NOT FOR PUBLICATION, RELEASE OR DISTRIBUTION, DIRECTLY OR INDIRECTLY, IN WHOLE OR IN PART, IN OR INTO THE UNITED STATES OF AMERICA, AUSTRALIA, CANADA, JAPAN AND THE REPUBLIC OF SOUTH AFRICA OR ANY OTHER JURISDICTION IN WHICH IT WOULD BE UNLAWFUL TO DO SO. PLEASE SEE THE IMPORTANT NOTICE AT THE END OF THIS ANNOUNCEMENT
THIS ANNOUNCEMENT IS AN ADVERTISEMENT AND DOES NOT CONSTITUTE A PROSPECTUS OR PROSPECTUS EQUIVALENT DOCUMENT. NOTHING HEREIN SHALL CONSTITUTE AN OFFERING OF NEW SHARES. NOTHING IN THIS ANNOUNCEMENT SHOULD BE INTERPRETED AS A TERM OR CONDITION OF THE RIGHTS ISSUE. ANY DECISION TO PURCHASE, SUBSCRIBE FOR, OTHERWISE ACQUIRE, SELL OR OTHERWISE DISPOSE OF ANY NIL PAID RIGHTS, FULLY PAID RIGHTS OR NEW SHARES MUST BE MADE ONLY ON THE BASIS OF THE INFORMATION CONTAINED IN AND INCORPORATED BY REFERENCE INTO THE PROSPECTUS. COPIES OF THE PROSPECTUS WILL BE AVAILABLE FROM THE REGISTERED OFFICE OF CHEMRING GROUP PLC AND ON ITS WEBSITE AT WWW.CHEMRING.CO.UK.
21 January 2016
Chemring Group PLC ("Chemring" or the "Company")
※
### Short problem
Answer these questions using the Chemring announcement:
(a) Which countries does it name where it must not be published, released or distributed?
(b) Where will copies of the prospectus be available?
(c) What date does it carry?
※
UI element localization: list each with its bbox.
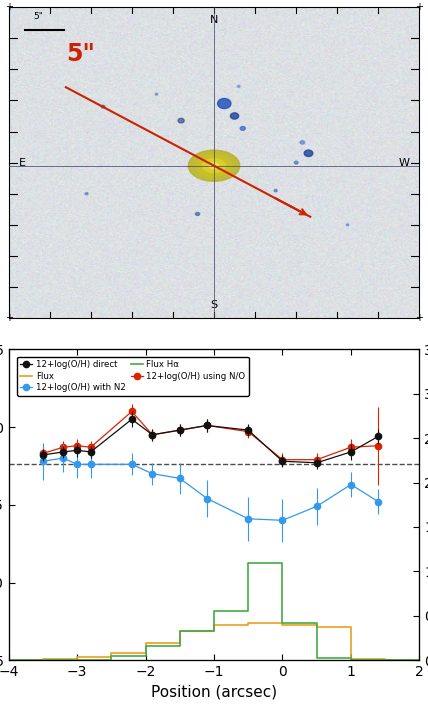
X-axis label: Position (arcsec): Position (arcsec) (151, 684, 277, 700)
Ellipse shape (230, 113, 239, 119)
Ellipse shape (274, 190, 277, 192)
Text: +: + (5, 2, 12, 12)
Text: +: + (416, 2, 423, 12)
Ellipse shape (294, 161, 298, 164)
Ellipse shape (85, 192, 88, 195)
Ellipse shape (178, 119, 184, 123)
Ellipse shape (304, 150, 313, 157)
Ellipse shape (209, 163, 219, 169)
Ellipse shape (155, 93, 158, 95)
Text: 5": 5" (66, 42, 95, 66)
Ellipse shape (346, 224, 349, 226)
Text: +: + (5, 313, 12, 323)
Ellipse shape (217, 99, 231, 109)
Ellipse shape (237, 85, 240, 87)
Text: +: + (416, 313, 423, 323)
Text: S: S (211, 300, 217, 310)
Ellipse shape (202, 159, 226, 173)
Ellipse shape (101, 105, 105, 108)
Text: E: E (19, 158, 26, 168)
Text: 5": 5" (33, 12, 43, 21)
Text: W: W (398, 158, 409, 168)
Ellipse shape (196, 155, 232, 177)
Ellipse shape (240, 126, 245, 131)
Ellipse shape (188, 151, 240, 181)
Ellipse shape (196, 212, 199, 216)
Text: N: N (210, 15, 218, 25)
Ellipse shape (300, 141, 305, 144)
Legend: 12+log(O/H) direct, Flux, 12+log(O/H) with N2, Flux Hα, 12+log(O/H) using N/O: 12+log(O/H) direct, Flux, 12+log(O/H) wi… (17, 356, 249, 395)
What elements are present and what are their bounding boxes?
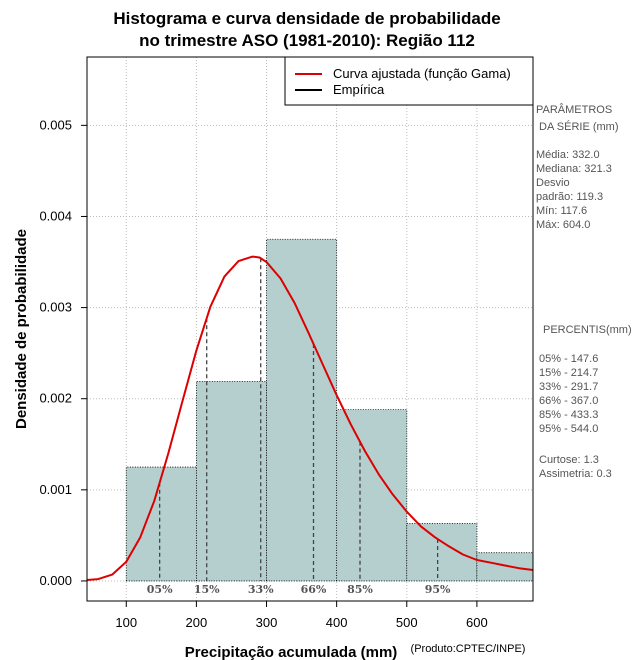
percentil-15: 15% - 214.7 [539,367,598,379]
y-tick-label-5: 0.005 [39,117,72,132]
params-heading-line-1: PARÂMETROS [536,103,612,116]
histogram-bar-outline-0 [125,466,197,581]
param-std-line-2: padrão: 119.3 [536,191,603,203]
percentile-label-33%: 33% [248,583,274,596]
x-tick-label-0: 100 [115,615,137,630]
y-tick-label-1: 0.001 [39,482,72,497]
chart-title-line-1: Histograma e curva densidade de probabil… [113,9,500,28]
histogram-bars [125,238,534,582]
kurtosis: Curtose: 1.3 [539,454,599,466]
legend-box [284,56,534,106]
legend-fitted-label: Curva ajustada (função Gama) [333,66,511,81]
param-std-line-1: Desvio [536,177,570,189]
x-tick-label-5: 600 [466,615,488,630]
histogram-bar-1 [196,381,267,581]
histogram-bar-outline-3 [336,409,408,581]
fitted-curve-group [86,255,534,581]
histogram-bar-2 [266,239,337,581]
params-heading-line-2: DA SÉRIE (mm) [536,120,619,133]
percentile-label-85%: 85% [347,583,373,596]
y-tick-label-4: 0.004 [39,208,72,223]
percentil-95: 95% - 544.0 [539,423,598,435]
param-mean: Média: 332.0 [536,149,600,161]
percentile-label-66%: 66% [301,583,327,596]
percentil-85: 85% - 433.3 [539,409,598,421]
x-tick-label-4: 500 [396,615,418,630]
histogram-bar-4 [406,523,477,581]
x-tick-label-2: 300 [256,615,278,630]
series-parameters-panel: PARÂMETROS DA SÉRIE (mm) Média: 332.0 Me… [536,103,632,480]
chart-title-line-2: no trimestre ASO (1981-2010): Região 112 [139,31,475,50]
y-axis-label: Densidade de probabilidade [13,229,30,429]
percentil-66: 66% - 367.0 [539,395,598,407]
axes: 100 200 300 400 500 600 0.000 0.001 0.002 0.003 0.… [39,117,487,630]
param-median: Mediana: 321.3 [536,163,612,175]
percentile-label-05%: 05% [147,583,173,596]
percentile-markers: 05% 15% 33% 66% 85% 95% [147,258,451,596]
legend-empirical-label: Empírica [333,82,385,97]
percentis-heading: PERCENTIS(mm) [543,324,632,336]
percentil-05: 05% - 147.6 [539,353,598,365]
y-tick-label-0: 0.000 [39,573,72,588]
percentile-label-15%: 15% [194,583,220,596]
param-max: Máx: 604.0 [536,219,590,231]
※
### Result
(a) The United States of America, Australia, Canada, Japan and the Republic of South Africa.
(b) From the registered office of Chemring Group PLC and on its website at www.chemring.co.uk.
(c) 21 January 2016.